* Your instructions: Reproduce the records below exactly, but leave their pictures out of the copy.

──────── Data excerpts ────────

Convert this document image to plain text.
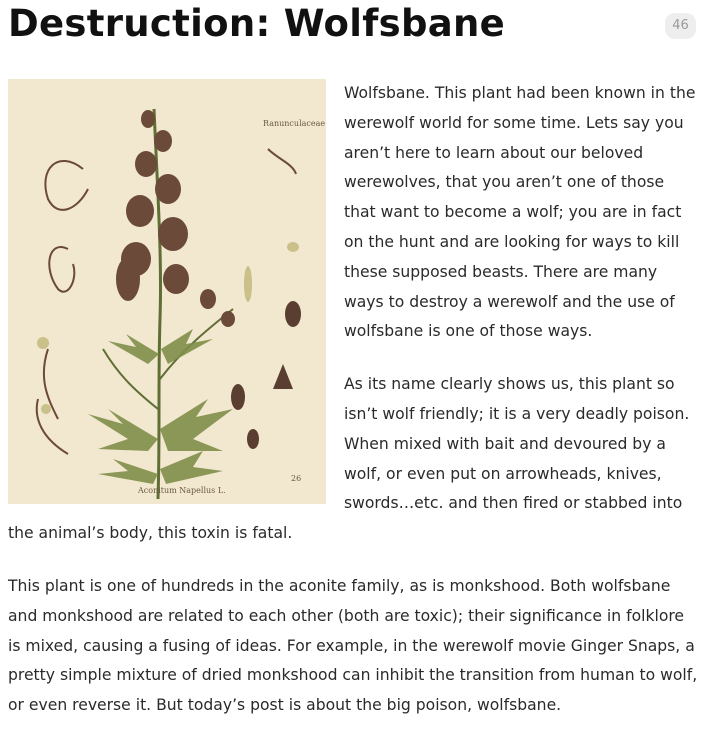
Destruction: Wolfsbane	46
Ranunculaceae
Aconitum Napellus L.
26

Wolfsbane. This plant had been known in the werewolf world for some time. Lets say you aren’t here to learn about our beloved werewolves, that you aren’t one of those that want to become a wolf; you are in fact on the hunt and are looking for ways to kill these supposed beasts. There are many ways to destroy a werewolf and the use of wolfsbane is one of those ways.

As its name clearly shows us, this plant so isn’t wolf friendly; it is a very deadly poison. When mixed with bait and devoured by a wolf, or even put on arrowheads, knives, swords…etc. and then fired or stabbed into the animal’s body, this toxin is fatal.

This plant is one of hundreds in the aconite family, as is monkshood. Both wolfsbane and monkshood are related to each other (both are toxic); their significance in folklore is mixed, causing a fusing of ideas. For example, in the werewolf movie Ginger Snaps, a pretty simple mixture of dried monkshood can inhibit the transition from human to wolf, or even reverse it. But today’s post is about the big poison, wolfsbane.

────────

* Exercise response:
Convert this document image to plain text.
Destruction: Wolfsbane	46
Ranunculaceae
Aconitum Napellus L.
26

Wolfsbane. This plant had been known in the werewolf world for some time. Lets say you aren’t here to learn about our beloved werewolves, that you aren’t one of those that want to become a wolf; you are in fact on the hunt and are looking for ways to kill these supposed beasts. There are many ways to destroy a werewolf and the use of wolfsbane is one of those ways.

As its name clearly shows us, this plant so isn’t wolf friendly; it is a very deadly poison. When mixed with bait and devoured by a wolf, or even put on arrowheads, knives, swords…etc. and then fired or stabbed into the animal’s body, this toxin is fatal.

This plant is one of hundreds in the aconite family, as is monkshood. Both wolfsbane and monkshood are related to each other (both are toxic); their significance in folklore is mixed, causing a fusing of ideas. For example, in the werewolf movie Ginger Snaps, a pretty simple mixture of dried monkshood can inhibit the transition from human to wolf, or even reverse it. But today’s post is about the big poison, wolfsbane.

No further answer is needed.